# 6.2 Deal with null values 

Null value is very common in data science. All your code should gracefully handle these null values. Three main strategy
to handle null values:

1. keep null values in data frame, all functions which worked with data frame need to handle the null value gracefully
2. Remove all null values
3. Use Imputation process to fill null values with non null values.

In [6]:
from pyspark.sql import SparkSession, DataFrame
from pyspark.sql.types import StructField, StructType, StringType, LongType, IntegerType
from pyspark.sql.functions import lit, col, when, concat, udf
import os

In [4]:
local=True
if local:
    spark=SparkSession.builder.master("local[4]").appName("RemoveDuplicates").getOrCreate()
else:
    spark=SparkSession.builder \
                      .master("k8s://https://kubernetes.default.svc:443") \
                      .appName("RemoveDuplicates") \
                      .config("spark.kubernetes.container.image","inseefrlab/jupyter-datascience:master") \
                      .config("spark.kubernetes.authenticate.driver.serviceAccountName",os.environ['KUBERNETES_SERVICE_ACCOUNT']) \
                      .config("spark.kubernetes.namespace", os.environ['KUBERNETES_NAMESPACE']) \
                      .config("spark.executor.instances", "4") \
                      .config("spark.executor.memory","8g") \
                      .config('spark.jars.packages', 'org.apache.spark:spark-sql-kafka-0-10_2.12:3.1.1') \
                      .getOrCreate()

Data records =
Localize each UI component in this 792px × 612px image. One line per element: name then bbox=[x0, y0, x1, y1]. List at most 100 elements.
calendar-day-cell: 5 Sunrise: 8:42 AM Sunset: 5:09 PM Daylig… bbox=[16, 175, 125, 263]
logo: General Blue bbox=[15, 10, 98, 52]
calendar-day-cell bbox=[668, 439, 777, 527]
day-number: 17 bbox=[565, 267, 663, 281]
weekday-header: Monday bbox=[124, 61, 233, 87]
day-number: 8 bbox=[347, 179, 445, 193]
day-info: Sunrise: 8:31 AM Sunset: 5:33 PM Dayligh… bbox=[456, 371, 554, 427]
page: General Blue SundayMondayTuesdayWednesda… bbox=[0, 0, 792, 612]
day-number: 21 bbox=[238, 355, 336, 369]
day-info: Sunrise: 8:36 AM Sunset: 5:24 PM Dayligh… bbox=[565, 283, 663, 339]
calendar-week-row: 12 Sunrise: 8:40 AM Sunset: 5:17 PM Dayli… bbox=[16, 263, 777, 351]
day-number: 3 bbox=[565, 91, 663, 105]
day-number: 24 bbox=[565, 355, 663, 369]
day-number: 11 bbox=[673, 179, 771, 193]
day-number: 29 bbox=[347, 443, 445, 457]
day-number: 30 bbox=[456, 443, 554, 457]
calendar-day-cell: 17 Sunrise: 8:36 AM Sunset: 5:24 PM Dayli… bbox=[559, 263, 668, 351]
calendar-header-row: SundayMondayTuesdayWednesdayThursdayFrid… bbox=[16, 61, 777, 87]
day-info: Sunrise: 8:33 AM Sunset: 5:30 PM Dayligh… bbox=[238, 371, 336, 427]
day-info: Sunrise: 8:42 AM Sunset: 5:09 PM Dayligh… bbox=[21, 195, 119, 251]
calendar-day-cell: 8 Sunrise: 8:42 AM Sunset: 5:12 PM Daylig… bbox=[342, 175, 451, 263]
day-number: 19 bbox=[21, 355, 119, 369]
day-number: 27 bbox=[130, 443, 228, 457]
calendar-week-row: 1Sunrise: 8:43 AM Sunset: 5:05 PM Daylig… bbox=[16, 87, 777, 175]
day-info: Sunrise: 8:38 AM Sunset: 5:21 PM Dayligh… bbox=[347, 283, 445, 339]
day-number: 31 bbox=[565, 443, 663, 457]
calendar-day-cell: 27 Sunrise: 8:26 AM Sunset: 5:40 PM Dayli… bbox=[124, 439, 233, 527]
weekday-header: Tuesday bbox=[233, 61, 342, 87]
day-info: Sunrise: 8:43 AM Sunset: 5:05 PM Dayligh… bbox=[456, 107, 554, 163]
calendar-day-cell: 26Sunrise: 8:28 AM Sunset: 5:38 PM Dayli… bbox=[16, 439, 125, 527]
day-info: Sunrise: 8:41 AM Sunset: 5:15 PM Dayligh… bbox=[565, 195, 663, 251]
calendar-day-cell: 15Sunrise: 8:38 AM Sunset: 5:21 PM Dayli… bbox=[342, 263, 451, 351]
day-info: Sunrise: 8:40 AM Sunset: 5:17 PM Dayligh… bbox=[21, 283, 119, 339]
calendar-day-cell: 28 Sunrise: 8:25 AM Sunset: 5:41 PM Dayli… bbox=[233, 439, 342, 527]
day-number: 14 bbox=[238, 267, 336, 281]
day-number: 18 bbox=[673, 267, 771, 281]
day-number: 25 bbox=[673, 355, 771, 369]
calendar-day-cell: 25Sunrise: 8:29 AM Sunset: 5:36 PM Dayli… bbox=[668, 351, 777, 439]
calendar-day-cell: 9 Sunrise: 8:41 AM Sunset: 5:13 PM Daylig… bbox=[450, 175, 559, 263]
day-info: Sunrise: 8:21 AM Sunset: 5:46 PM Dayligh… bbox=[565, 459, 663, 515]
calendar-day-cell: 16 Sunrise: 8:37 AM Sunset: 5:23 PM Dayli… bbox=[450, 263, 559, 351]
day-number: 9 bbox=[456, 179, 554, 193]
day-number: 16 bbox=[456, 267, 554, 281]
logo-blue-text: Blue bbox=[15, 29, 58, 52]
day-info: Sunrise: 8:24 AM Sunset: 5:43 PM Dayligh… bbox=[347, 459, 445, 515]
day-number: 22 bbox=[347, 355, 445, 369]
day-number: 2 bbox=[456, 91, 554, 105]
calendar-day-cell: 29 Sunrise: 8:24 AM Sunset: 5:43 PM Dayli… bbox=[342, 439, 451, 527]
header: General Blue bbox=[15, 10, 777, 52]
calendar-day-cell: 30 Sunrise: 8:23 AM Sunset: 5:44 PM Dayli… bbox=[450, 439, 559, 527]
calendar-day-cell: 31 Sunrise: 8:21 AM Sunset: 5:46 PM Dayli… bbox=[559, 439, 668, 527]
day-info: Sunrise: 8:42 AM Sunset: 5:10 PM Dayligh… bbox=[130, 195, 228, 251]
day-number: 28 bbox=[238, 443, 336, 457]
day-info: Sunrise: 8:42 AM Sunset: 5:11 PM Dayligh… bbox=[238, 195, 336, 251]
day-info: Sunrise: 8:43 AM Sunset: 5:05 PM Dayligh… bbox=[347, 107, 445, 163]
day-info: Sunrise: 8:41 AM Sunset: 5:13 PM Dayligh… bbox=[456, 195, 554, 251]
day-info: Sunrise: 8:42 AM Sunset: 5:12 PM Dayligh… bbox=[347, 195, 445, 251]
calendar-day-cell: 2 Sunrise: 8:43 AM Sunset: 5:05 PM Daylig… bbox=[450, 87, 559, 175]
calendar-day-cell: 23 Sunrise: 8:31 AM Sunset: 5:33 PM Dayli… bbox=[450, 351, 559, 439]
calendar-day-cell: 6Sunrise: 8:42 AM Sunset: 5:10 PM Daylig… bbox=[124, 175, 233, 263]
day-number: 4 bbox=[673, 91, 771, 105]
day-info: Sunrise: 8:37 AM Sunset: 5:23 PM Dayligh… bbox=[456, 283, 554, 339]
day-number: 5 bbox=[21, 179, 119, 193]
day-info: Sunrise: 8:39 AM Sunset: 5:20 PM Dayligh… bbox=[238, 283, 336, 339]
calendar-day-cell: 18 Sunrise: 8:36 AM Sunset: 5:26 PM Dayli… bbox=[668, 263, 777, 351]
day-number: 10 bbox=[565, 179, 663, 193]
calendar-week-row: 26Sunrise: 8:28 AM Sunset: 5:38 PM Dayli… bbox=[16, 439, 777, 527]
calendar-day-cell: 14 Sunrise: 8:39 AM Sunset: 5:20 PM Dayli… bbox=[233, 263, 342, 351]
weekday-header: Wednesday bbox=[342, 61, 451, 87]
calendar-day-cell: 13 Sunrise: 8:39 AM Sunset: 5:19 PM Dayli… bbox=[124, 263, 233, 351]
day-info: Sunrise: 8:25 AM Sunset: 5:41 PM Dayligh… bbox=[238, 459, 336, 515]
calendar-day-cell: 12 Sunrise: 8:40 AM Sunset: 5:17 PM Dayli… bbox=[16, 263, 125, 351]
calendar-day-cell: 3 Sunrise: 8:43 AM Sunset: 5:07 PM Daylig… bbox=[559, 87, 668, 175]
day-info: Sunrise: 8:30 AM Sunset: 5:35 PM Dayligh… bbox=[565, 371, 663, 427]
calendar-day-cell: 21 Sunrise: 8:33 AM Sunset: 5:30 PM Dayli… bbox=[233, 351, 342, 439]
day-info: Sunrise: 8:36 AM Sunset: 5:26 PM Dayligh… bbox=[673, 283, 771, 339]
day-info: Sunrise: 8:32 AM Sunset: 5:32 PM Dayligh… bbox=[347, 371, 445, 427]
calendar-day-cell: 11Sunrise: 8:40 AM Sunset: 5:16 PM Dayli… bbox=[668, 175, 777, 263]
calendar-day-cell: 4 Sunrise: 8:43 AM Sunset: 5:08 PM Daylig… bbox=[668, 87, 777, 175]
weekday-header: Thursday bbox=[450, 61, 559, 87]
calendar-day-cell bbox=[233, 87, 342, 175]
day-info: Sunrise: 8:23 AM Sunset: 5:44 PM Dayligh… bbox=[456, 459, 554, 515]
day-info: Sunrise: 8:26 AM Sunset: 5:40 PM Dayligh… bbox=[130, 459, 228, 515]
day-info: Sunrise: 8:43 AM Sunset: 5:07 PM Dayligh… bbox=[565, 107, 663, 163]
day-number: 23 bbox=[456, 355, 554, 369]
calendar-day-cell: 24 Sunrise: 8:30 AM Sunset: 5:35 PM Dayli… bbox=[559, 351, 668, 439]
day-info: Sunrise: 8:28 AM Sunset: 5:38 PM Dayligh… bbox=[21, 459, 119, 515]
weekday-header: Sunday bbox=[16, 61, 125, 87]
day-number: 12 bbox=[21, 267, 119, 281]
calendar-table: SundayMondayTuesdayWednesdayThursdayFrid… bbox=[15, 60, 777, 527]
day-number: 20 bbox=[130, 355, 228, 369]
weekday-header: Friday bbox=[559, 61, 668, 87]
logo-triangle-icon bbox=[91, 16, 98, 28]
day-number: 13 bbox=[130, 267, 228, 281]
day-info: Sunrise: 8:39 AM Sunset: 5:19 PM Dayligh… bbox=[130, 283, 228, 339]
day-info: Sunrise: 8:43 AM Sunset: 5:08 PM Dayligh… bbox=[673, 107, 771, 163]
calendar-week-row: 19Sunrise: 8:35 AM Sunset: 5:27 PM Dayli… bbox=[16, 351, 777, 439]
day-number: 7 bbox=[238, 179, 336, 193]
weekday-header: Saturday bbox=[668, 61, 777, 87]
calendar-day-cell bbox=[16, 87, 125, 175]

Your tasks =
A. What app name does the null-values page give the Spark session?
B. List every strategy for handling null values that the null-values page names.
C. Continue the null-values page from the point where it stops.
The items stand apart from the null-values page and are separate material.

Response list =
A. RemoveDuplicates

B.
1. Keep null values in the data frame, with every function that works with the data frame handling them gracefully
2. Remove all null values
3. Use an imputation process to fill null values with non-null values

C.
# 6.2.1 Handle null in data frame creation
When you read source data from file, or you create dataframe from list. You can use schema to control how you want to handle the null values.

In the schema definition, each column in a DataFrame has a **nullable property that can be set to True or False**. If nullable is set to False then the column cannot contain null values. 

In the following example, the column id and zip_code is set to nullable=False. If your data contains null in these two
column, you can't create a dataframe with these data. 

In [10]:
data1 = [
        (1, None, "STANDARD", None, "PR", 30100),
        (2, 704, None, "PASEO COSTA DEL SUR", "PR", None),
        (3, 709, None, "BDA SAN LUIS", "PR", 3700),
        (4, 76166, "UNIQUE", "CINGULAR WIRELESS", "TX", 84000),
        (5, 76177, "STANDARD", None, "TX", None)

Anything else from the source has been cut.